*Input*.
** BEGIN **

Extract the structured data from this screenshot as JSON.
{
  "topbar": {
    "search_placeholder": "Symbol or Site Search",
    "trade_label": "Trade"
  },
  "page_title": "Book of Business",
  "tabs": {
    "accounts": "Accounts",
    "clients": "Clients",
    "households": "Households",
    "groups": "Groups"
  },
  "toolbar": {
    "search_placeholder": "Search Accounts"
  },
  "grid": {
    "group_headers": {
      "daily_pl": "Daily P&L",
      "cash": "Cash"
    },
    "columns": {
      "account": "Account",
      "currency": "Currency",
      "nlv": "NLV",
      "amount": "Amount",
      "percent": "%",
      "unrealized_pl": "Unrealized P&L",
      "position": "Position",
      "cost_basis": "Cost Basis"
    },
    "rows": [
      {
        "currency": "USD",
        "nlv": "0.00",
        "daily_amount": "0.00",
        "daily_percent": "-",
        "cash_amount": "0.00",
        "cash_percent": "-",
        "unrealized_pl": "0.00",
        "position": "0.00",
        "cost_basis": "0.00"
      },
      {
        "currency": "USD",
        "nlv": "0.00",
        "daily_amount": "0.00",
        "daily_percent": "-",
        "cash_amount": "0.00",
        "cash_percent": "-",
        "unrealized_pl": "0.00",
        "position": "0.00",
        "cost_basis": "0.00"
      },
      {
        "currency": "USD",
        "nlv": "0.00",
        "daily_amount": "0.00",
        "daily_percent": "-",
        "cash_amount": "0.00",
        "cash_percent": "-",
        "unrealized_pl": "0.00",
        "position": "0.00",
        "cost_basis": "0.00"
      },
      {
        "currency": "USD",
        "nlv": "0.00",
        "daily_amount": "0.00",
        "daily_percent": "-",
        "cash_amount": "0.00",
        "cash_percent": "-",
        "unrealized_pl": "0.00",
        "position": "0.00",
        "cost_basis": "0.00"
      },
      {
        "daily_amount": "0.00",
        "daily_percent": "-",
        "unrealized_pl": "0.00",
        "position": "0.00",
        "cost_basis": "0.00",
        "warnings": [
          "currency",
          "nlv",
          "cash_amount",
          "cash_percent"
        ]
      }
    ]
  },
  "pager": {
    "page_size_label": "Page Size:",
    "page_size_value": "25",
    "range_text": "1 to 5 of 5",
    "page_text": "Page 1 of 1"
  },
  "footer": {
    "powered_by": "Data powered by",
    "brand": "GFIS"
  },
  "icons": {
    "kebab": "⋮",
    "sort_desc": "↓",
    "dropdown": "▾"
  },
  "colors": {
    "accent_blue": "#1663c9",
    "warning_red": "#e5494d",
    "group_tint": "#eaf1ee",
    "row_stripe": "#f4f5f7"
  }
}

** END **

*Job*. From the listing above, extract every line exactly as it stands.

*Solution*.
Extract the structured data from this screenshot as JSON.
{
  "topbar": {
    "search_placeholder": "Symbol or Site Search",
    "trade_label": "Trade"
  },
  "page_title": "Book of Business",
  "tabs": {
    "accounts": "Accounts",
    "clients": "Clients",
    "households": "Households",
    "groups": "Groups"
  },
  "toolbar": {
    "search_placeholder": "Search Accounts"
  },
  "grid": {
    "group_headers": {
      "daily_pl": "Daily P&L",
      "cash": "Cash"
    },
    "columns": {
      "account": "Account",
      "currency": "Currency",
      "nlv": "NLV",
      "amount": "Amount",
      "percent": "%",
      "unrealized_pl": "Unrealized P&L",
      "position": "Position",
      "cost_basis": "Cost Basis"
    },
    "rows": [
      {
        "currency": "USD",
        "nlv": "0.00",
        "daily_amount": "0.00",
        "daily_percent": "-",
        "cash_amount": "0.00",
        "cash_percent": "-",
        "unrealized_pl": "0.00",
        "position": "0.00",
        "cost_basis": "0.00"
      },
      {
        "currency": "USD",
        "nlv": "0.00",
        "daily_amount": "0.00",
        "daily_percent": "-",
        "cash_amount": "0.00",
        "cash_percent": "-",
        "unrealized_pl": "0.00",
        "position": "0.00",
        "cost_basis": "0.00"
      },
      {
        "currency": "USD",
        "nlv": "0.00",
        "daily_amount": "0.00",
        "daily_percent": "-",
        "cash_amount": "0.00",
        "cash_percent": "-",
        "unrealized_pl": "0.00",
        "position": "0.00",
        "cost_basis": "0.00"
      },
      {
        "currency": "USD",
        "nlv": "0.00",
        "daily_amount": "0.00",
        "daily_percent": "-",
        "cash_amount": "0.00",
        "cash_percent": "-",
        "unrealized_pl": "0.00",
        "position": "0.00",
        "cost_basis": "0.00"
      },
      {
        "daily_amount": "0.00",
        "daily_percent": "-",
        "unrealized_pl": "0.00",
        "position": "0.00",
        "cost_basis": "0.00",
        "warnings": [
          "currency",
          "nlv",
          "cash_amount",
          "cash_percent"
        ]
      }
    ]
  },
  "pager": {
    "page_size_label": "Page Size:",
    "page_size_value": "25",
    "range_text": "1 to 5 of 5",
    "page_text": "Page 1 of 1"
  },
  "footer": {
    "powered_by": "Data powered by",
    "brand": "GFIS"
  },
  "icons": {
    "kebab": "⋮",
    "sort_desc": "↓",
    "dropdown": "▾"
  },
  "colors": {
    "accent_blue": "#1663c9",
    "warning_red": "#e5494d",
    "group_tint": "#eaf1ee",
    "row_stripe": "#f4f5f7"
  }
}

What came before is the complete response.